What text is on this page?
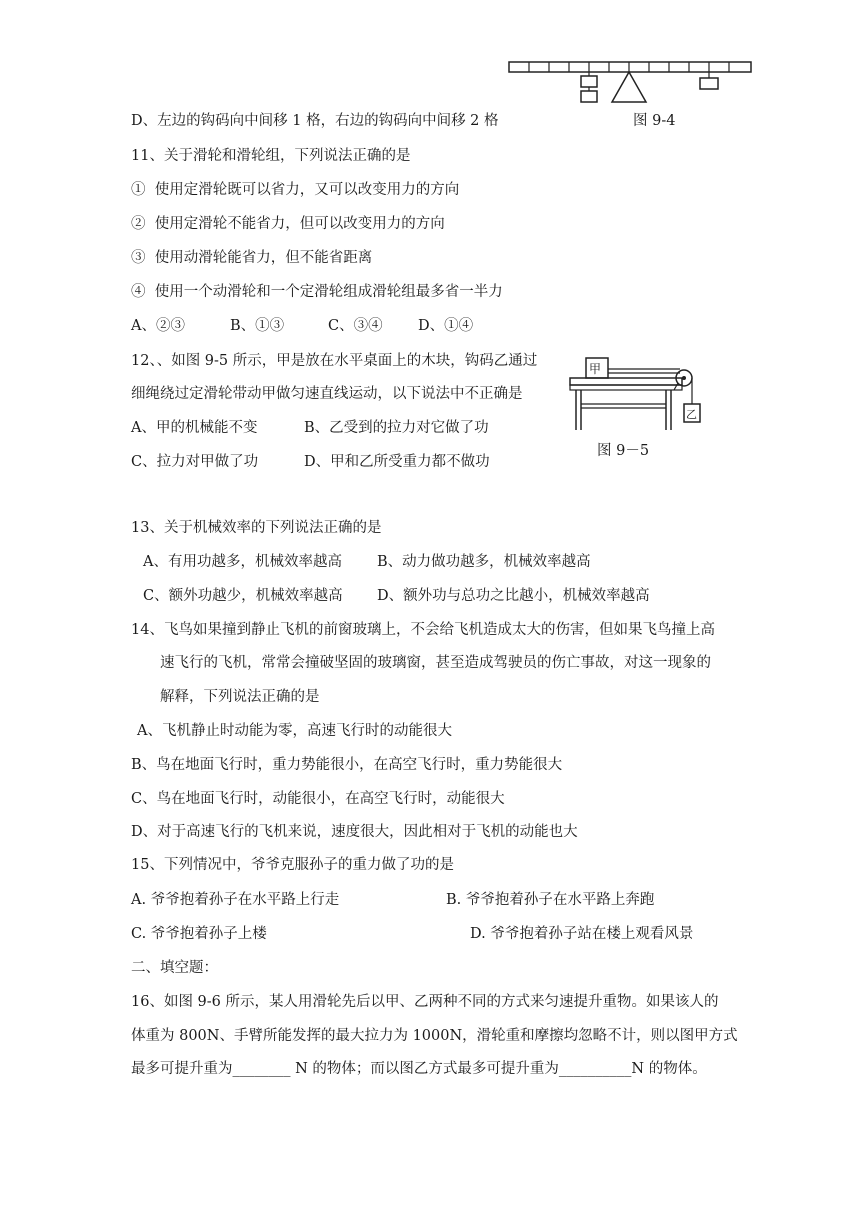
D、左边的钩码向中间移 1 格，右边的钩码向中间移 2 格	图 9-4
11、关于滑轮和滑轮组，下列说法正确的是
①  使用定滑轮既可以省力，又可以改变用力的方向
②  使用定滑轮不能省力，但可以改变用力的方向
③  使用动滑轮能省力，但不能省距离
④  使用一个动滑轮和一个定滑轮组成滑轮组最多省一半力
A、②③	B、①③	C、③④ D、①④
12、、如图 9-5 所示，甲是放在水平桌面上的木块，钩码乙通过
细绳绕过定滑轮带动甲做匀速直线运动，以下说法中不正确是
A、甲的机械能不变	B、乙受到的拉力对它做了功
C、拉力对甲做了功	D、甲和乙所受重力都不做功
甲
乙
图 9－5
13、关于机械效率的下列说法正确的是
A、有用功越多，机械效率越高 B、动力做功越多，机械效率越高
C、额外功越少，机械效率越高 D、额外功与总功之比越小，机械效率越高
14、飞鸟如果撞到静止飞机的前窗玻璃上，不会给飞机造成太大的伤害，但如果飞鸟撞上高
速飞行的飞机，常常会撞破坚固的玻璃窗，甚至造成驾驶员的伤亡事故，对这一现象的
解释，下列说法正确的是
A、飞机静止时动能为零，高速飞行时的动能很大
B、鸟在地面飞行时，重力势能很小，在高空飞行时，重力势能很大
C、鸟在地面飞行时，动能很小，在高空飞行时，动能很大
D、对于高速飞行的飞机来说，速度很大，因此相对于飞机的动能也大
15、下列情况中，爷爷克服孙子的重力做了功的是
A. 爷爷抱着孙子在水平路上行走	B. 爷爷抱着孙子在水平路上奔跑
C. 爷爷抱着孙子上楼	D. 爷爷抱着孙子站在楼上观看风景
二、填空题：
16、如图 9-6 所示，某人用滑轮先后以甲、乙两种不同的方式来匀速提升重物。如果该人的
体重为 800N、手臂所能发挥的最大拉力为 1000N，滑轮重和摩擦均忽略不计，则以图甲方式
最多可提升重为________ N 的物体；而以图乙方式最多可提升重为__________N 的物体。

Required work:
Would you mind returning each entry above word for word, skipping the images?

Output for this task:
What text is on this page?
D、左边的钩码向中间移 1 格，右边的钩码向中间移 2 格	图 9-4
11、关于滑轮和滑轮组，下列说法正确的是
①  使用定滑轮既可以省力，又可以改变用力的方向
②  使用定滑轮不能省力，但可以改变用力的方向
③  使用动滑轮能省力，但不能省距离
④  使用一个动滑轮和一个定滑轮组成滑轮组最多省一半力
A、②③	B、①③	C、③④ D、①④
12、、如图 9-5 所示，甲是放在水平桌面上的木块，钩码乙通过
细绳绕过定滑轮带动甲做匀速直线运动，以下说法中不正确是
A、甲的机械能不变	B、乙受到的拉力对它做了功
C、拉力对甲做了功	D、甲和乙所受重力都不做功
甲
乙
图 9－5
13、关于机械效率的下列说法正确的是
A、有用功越多，机械效率越高 B、动力做功越多，机械效率越高
C、额外功越少，机械效率越高 D、额外功与总功之比越小，机械效率越高
14、飞鸟如果撞到静止飞机的前窗玻璃上，不会给飞机造成太大的伤害，但如果飞鸟撞上高
速飞行的飞机，常常会撞破坚固的玻璃窗，甚至造成驾驶员的伤亡事故，对这一现象的
解释，下列说法正确的是
A、飞机静止时动能为零，高速飞行时的动能很大
B、鸟在地面飞行时，重力势能很小，在高空飞行时，重力势能很大
C、鸟在地面飞行时，动能很小，在高空飞行时，动能很大
D、对于高速飞行的飞机来说，速度很大，因此相对于飞机的动能也大
15、下列情况中，爷爷克服孙子的重力做了功的是
A. 爷爷抱着孙子在水平路上行走	B. 爷爷抱着孙子在水平路上奔跑
C. 爷爷抱着孙子上楼	D. 爷爷抱着孙子站在楼上观看风景
二、填空题：
16、如图 9-6 所示，某人用滑轮先后以甲、乙两种不同的方式来匀速提升重物。如果该人的
体重为 800N、手臂所能发挥的最大拉力为 1000N，滑轮重和摩擦均忽略不计，则以图甲方式
最多可提升重为________ N 的物体；而以图乙方式最多可提升重为__________N 的物体。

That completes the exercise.